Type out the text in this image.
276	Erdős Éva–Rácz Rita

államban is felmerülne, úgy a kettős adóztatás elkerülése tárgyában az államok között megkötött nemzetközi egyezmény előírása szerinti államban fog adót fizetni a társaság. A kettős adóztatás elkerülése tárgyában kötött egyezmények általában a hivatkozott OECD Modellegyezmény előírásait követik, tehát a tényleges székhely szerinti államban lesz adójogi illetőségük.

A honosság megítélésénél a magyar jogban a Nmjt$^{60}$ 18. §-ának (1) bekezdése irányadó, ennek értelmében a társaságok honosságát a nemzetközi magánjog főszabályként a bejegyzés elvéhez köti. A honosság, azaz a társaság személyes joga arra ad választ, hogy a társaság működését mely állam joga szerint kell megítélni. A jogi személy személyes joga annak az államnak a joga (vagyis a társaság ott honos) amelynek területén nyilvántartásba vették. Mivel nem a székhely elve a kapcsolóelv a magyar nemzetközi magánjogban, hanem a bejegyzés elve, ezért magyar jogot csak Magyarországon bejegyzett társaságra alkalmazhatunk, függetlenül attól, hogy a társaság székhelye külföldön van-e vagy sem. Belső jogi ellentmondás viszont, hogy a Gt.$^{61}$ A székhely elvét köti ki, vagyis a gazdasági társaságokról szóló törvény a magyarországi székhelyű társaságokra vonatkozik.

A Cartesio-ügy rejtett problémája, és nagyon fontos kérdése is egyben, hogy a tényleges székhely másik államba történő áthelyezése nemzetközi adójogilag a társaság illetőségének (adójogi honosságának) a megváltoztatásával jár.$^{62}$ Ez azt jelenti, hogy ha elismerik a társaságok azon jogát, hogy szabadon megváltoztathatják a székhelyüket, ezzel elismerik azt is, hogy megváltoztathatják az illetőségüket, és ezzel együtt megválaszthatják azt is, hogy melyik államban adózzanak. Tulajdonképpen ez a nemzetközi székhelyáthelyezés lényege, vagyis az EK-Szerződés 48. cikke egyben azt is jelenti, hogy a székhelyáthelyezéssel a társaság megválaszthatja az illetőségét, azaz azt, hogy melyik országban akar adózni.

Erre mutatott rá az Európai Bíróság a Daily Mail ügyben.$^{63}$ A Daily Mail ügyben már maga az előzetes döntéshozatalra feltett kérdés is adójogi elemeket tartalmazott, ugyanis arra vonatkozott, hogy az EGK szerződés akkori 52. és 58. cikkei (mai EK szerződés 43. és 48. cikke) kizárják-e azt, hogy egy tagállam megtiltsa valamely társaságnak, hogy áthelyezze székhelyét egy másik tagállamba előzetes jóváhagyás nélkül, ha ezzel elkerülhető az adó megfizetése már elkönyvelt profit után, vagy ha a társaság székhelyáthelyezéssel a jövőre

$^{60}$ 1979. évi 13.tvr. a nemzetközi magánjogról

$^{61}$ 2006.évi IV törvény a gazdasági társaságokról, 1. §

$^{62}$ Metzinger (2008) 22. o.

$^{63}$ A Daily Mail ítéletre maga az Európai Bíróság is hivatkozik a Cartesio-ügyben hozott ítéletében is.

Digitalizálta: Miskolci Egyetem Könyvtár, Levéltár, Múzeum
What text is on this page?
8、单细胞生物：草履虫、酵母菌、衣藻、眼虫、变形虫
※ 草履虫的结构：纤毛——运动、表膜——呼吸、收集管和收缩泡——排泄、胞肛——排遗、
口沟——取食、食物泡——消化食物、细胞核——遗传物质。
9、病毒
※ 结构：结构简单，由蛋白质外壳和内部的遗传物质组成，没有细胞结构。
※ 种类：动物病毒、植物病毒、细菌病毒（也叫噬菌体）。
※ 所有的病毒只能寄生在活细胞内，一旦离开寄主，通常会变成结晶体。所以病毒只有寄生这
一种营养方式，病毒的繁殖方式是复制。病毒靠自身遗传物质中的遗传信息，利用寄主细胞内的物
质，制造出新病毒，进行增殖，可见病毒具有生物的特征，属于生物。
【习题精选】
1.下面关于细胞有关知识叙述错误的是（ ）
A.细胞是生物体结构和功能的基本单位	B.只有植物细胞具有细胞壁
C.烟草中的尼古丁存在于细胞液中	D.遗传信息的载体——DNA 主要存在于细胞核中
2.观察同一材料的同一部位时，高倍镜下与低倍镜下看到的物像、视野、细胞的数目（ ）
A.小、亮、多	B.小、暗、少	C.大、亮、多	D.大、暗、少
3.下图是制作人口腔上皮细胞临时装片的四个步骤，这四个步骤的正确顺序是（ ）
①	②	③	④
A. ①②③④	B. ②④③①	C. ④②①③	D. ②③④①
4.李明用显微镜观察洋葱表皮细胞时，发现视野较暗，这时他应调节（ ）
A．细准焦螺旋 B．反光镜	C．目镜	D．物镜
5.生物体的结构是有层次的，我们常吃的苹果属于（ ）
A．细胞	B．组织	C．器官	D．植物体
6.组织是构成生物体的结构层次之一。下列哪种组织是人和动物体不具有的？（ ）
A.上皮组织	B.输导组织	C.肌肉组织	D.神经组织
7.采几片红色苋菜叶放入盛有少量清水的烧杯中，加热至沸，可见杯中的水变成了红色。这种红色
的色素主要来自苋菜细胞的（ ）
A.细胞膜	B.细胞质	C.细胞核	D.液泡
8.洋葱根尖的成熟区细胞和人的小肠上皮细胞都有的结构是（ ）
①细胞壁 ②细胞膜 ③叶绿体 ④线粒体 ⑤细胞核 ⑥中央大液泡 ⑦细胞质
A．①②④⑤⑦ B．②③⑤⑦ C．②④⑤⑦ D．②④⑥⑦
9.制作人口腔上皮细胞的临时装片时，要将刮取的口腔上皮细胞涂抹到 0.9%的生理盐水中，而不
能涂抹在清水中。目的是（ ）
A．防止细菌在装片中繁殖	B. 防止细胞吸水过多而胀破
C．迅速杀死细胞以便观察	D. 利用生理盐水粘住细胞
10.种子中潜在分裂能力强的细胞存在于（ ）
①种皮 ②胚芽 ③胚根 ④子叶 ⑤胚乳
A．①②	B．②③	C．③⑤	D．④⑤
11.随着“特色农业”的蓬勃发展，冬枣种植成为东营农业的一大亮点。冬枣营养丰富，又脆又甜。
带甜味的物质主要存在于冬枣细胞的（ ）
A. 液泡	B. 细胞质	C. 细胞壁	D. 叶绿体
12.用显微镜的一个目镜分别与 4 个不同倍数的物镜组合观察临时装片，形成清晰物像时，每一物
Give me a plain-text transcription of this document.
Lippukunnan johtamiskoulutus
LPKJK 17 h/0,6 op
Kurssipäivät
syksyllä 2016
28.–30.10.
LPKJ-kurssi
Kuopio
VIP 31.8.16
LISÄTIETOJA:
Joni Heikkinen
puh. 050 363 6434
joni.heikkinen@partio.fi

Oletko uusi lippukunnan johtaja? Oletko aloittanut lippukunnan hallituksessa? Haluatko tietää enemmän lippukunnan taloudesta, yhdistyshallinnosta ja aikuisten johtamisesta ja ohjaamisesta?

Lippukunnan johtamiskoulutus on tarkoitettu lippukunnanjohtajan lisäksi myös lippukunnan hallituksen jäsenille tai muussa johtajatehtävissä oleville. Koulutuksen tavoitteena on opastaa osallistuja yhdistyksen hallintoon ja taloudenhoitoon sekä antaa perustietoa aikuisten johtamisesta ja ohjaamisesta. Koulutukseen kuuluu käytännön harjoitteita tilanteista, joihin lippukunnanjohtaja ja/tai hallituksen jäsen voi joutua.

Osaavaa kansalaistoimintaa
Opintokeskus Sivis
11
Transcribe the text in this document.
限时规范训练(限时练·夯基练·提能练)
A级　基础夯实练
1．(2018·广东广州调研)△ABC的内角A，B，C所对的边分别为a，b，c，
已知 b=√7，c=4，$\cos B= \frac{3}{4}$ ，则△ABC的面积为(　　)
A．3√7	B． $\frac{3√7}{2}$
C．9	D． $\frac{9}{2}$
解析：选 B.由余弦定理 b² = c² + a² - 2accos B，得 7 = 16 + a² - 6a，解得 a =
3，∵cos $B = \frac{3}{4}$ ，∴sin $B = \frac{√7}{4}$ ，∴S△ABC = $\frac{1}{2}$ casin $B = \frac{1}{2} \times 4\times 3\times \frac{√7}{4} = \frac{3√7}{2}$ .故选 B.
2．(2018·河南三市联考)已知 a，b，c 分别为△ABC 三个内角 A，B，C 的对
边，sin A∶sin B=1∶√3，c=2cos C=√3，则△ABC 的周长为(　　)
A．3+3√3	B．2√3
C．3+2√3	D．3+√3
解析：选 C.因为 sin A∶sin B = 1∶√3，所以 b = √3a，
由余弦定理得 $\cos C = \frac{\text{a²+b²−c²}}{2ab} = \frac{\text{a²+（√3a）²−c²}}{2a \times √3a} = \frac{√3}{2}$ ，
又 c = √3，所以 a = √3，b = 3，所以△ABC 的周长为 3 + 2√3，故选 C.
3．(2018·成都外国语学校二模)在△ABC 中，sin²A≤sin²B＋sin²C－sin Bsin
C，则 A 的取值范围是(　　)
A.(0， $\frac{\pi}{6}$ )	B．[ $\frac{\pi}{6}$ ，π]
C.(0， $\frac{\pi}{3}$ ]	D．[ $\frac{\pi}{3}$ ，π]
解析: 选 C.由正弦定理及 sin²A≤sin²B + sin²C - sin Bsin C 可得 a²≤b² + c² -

* * * * *

Write the number of lines containing the word "sin²A" and nothing besides it.

-- Solution to this exercise --
2